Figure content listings
- - - -

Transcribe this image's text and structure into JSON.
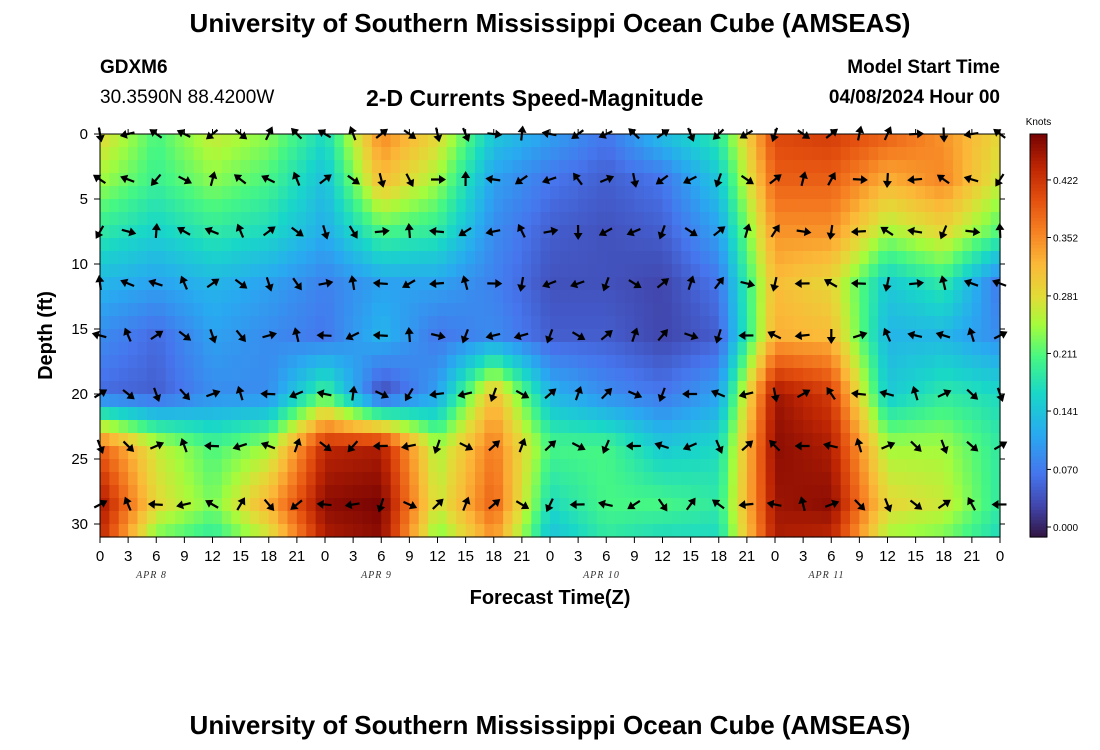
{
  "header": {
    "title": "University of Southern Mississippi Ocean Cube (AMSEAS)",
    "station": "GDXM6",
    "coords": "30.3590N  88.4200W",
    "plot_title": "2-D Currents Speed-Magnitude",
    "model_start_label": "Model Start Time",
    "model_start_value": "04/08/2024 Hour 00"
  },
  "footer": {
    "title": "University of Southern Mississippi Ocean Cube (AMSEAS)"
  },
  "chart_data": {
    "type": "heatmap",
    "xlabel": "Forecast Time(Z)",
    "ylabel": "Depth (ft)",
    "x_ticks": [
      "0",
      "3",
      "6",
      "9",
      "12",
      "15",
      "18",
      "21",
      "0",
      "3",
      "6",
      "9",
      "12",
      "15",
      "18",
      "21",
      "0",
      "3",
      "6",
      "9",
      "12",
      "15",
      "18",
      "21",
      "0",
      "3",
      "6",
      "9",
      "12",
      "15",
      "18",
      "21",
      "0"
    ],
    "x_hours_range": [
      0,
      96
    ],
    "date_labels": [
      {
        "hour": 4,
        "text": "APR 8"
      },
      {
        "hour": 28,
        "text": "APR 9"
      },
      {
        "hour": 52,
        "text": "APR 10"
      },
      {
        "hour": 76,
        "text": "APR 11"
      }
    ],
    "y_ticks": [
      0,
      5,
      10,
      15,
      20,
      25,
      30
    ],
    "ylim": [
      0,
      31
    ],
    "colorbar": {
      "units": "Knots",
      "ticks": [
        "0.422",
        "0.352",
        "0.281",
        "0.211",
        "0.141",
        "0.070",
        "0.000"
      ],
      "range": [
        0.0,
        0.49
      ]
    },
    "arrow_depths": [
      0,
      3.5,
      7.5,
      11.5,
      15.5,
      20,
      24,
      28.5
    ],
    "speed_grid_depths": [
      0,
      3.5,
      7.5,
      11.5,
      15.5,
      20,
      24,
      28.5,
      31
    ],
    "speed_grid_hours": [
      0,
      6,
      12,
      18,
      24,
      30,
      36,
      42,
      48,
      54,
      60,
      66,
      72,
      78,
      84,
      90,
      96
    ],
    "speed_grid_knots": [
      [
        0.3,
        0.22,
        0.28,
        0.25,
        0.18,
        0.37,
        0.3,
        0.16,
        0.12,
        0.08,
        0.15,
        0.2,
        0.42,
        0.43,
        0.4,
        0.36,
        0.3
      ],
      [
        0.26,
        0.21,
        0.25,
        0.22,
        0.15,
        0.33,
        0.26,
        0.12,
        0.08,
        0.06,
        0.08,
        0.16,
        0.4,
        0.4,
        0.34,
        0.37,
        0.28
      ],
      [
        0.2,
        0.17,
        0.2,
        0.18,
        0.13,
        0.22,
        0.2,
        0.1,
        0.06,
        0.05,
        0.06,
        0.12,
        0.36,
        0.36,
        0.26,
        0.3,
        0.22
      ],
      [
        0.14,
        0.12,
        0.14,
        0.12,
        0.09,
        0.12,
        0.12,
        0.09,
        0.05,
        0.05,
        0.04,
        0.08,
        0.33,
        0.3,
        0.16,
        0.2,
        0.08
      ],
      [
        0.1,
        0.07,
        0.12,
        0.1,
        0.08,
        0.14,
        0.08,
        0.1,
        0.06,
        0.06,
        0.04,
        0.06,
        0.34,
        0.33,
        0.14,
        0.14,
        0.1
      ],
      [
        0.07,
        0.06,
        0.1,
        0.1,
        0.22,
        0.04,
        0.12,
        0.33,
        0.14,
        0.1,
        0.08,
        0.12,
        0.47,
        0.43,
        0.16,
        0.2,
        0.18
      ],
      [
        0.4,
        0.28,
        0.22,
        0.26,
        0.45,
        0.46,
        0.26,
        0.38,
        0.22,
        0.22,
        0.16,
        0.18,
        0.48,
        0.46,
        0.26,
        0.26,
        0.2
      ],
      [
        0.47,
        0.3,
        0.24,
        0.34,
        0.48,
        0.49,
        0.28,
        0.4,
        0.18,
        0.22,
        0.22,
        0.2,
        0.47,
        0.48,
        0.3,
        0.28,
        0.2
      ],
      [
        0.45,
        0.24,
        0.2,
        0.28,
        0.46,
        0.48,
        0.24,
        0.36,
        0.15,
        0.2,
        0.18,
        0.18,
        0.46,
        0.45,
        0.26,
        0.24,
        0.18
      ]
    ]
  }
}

- - - -

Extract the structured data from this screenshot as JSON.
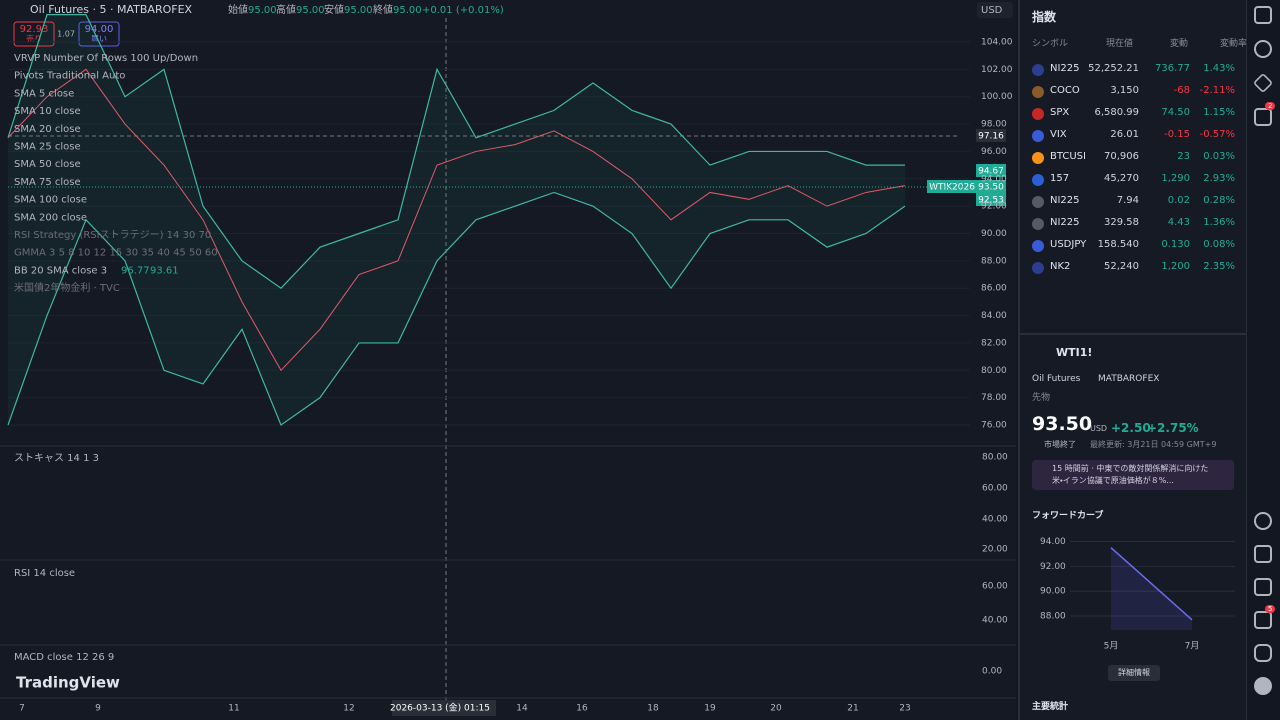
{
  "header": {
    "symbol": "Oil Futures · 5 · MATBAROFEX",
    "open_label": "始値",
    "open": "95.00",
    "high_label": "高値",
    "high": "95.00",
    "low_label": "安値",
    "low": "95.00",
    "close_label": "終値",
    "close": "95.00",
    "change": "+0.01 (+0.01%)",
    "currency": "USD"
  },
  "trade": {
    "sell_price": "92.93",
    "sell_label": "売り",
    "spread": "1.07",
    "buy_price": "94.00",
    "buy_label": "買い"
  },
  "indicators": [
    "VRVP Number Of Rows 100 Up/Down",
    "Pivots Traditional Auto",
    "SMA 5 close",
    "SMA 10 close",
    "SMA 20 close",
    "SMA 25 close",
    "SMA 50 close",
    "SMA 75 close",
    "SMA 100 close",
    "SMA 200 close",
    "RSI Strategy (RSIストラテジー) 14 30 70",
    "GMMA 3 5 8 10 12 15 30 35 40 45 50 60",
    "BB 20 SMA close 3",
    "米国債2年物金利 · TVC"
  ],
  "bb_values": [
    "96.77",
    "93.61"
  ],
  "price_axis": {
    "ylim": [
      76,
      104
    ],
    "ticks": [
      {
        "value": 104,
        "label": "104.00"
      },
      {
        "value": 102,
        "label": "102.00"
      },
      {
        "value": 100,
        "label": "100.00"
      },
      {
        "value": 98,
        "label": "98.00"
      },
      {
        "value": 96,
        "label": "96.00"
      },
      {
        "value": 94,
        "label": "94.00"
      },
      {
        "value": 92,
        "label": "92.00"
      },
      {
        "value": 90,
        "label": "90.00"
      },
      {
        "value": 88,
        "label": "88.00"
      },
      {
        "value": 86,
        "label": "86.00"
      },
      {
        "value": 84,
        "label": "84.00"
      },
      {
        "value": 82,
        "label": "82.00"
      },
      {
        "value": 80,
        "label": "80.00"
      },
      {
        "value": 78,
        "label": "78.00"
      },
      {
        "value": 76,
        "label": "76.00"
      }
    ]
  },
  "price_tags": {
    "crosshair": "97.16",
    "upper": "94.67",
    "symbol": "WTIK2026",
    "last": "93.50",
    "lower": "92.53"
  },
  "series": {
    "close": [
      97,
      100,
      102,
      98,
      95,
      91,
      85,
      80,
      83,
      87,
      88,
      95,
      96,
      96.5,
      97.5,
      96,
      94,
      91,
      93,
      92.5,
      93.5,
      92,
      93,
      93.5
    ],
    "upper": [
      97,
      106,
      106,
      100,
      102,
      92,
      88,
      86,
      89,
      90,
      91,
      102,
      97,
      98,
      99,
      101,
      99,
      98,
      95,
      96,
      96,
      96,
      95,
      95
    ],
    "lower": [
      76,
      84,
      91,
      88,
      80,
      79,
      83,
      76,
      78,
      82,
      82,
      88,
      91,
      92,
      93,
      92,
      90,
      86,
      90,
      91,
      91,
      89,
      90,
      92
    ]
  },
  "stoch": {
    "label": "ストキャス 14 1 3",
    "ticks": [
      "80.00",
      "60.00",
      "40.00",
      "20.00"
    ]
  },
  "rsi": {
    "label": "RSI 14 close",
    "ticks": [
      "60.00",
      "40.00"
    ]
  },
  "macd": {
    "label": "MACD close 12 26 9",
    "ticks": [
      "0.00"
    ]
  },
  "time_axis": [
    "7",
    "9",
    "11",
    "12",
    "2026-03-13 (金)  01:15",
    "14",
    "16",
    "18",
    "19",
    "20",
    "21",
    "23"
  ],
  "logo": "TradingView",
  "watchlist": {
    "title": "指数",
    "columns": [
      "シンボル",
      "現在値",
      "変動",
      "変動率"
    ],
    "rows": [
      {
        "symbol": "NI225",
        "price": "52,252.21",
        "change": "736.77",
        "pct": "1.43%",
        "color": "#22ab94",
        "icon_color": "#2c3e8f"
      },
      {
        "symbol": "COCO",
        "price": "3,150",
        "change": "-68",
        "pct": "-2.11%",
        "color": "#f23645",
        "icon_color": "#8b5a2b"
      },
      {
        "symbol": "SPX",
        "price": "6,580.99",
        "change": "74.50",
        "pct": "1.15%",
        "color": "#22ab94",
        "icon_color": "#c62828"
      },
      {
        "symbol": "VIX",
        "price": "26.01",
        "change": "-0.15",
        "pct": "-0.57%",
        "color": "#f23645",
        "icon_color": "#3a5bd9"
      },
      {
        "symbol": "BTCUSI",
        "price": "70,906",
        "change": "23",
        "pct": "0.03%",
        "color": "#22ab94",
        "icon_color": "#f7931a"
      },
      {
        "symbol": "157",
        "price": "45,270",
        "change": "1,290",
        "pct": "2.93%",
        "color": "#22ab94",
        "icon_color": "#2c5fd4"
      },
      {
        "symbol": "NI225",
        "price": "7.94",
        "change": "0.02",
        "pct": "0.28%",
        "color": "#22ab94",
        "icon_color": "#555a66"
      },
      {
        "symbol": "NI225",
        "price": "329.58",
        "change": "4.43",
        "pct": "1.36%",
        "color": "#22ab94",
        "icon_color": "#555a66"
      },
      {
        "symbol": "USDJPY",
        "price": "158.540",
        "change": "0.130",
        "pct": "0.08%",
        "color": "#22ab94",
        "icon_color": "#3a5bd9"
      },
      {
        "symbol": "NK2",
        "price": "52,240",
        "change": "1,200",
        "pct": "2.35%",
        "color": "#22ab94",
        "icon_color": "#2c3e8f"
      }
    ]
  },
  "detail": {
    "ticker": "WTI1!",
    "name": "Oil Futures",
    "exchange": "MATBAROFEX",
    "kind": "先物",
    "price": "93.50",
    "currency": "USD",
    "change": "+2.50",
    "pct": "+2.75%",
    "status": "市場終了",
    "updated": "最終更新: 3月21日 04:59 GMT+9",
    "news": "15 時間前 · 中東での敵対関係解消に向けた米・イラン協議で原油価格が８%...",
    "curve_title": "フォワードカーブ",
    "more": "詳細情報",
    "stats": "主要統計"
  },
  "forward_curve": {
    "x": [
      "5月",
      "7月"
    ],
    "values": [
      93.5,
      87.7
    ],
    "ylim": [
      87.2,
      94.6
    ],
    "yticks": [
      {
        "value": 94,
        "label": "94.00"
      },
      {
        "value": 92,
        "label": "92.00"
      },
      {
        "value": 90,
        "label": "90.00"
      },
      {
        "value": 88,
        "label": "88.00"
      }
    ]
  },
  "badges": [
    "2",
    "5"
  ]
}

- - - -

*BRIEF*:
For the string "Southern", count the lines of the entries above that include it; answer with the number only.

*IN RESPONSE*:
2